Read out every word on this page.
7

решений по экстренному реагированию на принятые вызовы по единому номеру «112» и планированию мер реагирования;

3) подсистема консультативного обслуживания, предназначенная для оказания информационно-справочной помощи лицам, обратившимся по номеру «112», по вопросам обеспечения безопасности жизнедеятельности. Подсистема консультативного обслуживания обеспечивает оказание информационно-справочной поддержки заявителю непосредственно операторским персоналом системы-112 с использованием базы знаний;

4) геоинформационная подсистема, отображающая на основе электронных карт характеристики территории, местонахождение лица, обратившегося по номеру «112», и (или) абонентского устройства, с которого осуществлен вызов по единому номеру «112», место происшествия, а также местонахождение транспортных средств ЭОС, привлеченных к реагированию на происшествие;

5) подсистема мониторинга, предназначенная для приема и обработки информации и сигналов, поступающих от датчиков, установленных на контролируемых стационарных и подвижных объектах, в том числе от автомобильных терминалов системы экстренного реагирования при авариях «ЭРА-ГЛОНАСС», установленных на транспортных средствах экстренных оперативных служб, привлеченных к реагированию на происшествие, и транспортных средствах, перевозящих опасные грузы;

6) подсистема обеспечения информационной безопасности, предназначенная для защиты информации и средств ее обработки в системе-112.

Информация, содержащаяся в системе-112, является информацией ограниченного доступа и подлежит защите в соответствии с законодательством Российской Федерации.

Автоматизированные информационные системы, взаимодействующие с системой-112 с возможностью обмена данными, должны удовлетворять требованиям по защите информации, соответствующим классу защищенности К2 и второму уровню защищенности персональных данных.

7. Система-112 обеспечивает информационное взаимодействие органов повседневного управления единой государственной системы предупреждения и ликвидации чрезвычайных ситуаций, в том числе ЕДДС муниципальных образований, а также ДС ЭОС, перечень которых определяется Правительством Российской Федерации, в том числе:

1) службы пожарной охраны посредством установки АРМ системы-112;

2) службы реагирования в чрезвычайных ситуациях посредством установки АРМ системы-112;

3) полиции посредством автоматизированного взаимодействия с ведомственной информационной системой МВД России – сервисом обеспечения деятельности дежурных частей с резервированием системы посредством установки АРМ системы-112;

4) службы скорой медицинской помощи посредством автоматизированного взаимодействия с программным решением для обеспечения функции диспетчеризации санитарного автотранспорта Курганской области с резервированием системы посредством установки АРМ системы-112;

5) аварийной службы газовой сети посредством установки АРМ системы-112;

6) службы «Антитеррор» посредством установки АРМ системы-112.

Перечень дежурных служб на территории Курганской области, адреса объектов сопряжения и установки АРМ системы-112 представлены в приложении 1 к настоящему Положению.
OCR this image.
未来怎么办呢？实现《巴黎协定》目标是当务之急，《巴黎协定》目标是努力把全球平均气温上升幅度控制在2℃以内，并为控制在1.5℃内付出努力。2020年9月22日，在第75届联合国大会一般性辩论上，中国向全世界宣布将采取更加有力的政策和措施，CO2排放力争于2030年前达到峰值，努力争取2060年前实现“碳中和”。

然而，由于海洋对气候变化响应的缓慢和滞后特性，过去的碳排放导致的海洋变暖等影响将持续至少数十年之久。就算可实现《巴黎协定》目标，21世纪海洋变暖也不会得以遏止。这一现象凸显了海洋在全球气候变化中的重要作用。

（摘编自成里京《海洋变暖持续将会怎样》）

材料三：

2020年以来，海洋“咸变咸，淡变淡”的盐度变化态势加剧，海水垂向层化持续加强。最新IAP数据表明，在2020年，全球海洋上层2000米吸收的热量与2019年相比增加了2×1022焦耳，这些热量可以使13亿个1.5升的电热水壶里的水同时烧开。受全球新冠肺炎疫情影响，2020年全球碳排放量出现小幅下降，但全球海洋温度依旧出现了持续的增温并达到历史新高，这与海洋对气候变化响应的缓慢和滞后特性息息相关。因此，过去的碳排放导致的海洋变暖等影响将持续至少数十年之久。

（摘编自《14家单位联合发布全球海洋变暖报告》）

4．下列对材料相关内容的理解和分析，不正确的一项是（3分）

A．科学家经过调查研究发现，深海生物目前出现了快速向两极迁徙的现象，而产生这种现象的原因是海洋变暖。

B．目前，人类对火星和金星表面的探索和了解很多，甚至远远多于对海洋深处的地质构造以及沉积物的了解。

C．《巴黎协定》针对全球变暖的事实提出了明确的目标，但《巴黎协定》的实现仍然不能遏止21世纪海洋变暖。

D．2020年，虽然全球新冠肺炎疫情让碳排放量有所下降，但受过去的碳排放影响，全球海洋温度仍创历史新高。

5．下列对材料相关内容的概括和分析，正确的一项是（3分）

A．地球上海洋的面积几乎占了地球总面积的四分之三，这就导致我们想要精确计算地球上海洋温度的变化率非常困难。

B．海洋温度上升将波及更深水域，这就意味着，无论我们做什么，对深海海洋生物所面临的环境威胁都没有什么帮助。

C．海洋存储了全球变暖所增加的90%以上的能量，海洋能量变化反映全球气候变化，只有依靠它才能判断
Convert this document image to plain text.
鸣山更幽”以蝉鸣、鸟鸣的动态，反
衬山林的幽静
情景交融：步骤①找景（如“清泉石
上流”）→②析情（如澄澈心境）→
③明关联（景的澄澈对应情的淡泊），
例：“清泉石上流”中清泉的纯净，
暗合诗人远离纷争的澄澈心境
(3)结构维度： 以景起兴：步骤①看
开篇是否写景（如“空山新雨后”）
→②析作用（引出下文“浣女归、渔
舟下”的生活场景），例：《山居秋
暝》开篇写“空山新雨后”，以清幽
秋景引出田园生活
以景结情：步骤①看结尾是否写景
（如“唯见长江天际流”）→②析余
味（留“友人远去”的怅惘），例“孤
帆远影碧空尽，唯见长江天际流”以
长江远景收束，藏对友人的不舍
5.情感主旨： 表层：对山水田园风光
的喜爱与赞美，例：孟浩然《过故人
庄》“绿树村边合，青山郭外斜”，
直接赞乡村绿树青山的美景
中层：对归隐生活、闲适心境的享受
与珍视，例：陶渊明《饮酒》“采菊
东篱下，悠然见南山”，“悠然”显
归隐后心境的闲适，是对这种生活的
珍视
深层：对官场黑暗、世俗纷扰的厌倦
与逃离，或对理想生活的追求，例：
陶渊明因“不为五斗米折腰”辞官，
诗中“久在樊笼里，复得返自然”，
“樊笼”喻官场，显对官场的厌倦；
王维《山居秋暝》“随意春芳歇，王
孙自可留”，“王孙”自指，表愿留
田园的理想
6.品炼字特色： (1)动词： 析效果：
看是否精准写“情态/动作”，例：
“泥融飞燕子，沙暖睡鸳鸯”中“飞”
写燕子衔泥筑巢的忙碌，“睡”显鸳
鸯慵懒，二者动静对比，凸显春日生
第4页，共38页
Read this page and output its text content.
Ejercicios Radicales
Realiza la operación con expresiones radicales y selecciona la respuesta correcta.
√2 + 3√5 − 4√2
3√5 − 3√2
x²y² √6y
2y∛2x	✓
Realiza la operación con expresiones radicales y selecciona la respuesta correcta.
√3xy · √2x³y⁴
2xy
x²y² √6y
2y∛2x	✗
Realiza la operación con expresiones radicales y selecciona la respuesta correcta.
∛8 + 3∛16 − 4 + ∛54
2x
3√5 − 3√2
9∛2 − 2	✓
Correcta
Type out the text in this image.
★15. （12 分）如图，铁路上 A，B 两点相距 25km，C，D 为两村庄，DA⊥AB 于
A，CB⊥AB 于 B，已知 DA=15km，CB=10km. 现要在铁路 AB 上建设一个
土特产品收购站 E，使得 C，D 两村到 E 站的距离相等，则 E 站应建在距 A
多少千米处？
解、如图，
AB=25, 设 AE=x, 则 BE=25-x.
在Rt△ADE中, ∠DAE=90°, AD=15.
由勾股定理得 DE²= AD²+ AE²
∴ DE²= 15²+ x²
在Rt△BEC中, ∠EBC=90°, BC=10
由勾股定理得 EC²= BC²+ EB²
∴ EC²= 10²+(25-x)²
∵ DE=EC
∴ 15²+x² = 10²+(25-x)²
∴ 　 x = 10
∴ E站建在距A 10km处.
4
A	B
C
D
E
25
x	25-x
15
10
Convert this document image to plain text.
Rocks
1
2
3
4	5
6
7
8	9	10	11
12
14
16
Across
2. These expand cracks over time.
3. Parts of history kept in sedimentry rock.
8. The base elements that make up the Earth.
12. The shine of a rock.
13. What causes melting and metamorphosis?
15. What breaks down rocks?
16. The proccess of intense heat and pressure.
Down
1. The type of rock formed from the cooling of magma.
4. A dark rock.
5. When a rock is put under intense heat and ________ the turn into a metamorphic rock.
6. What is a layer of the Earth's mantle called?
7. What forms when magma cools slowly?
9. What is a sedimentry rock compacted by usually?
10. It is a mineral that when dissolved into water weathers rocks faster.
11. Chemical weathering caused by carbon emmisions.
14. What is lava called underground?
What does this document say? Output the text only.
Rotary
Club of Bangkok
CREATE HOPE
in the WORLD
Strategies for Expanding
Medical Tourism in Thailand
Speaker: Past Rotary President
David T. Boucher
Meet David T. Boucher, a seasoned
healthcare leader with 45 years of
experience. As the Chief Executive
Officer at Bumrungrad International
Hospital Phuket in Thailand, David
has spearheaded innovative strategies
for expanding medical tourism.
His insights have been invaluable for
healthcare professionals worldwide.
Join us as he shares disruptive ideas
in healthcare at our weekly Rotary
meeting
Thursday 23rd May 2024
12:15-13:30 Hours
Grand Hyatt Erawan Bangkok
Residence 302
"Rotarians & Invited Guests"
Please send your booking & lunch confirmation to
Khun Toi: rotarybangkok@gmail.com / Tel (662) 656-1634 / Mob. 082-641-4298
_ _ _ _
== Objective ==
Take every line from the data above that holds "территории" and copy it out.

== Result ==
4) геоинформационная подсистема, отображающая на основе электронных карт характеристики территории, местонахождение лица, обратившегося по номеру «112», и (или) абонентского устройства, с которого осуществлен вызов по единому номеру «112», место происшествия, а также местонахождение транспортных средств ЭОС, привлеченных к реагированию на происшествие;
Перечень дежурных служб на территории Курганской области, адреса объектов сопряжения и установки АРМ системы-112 представлены в приложении 1 к настоящему Положению.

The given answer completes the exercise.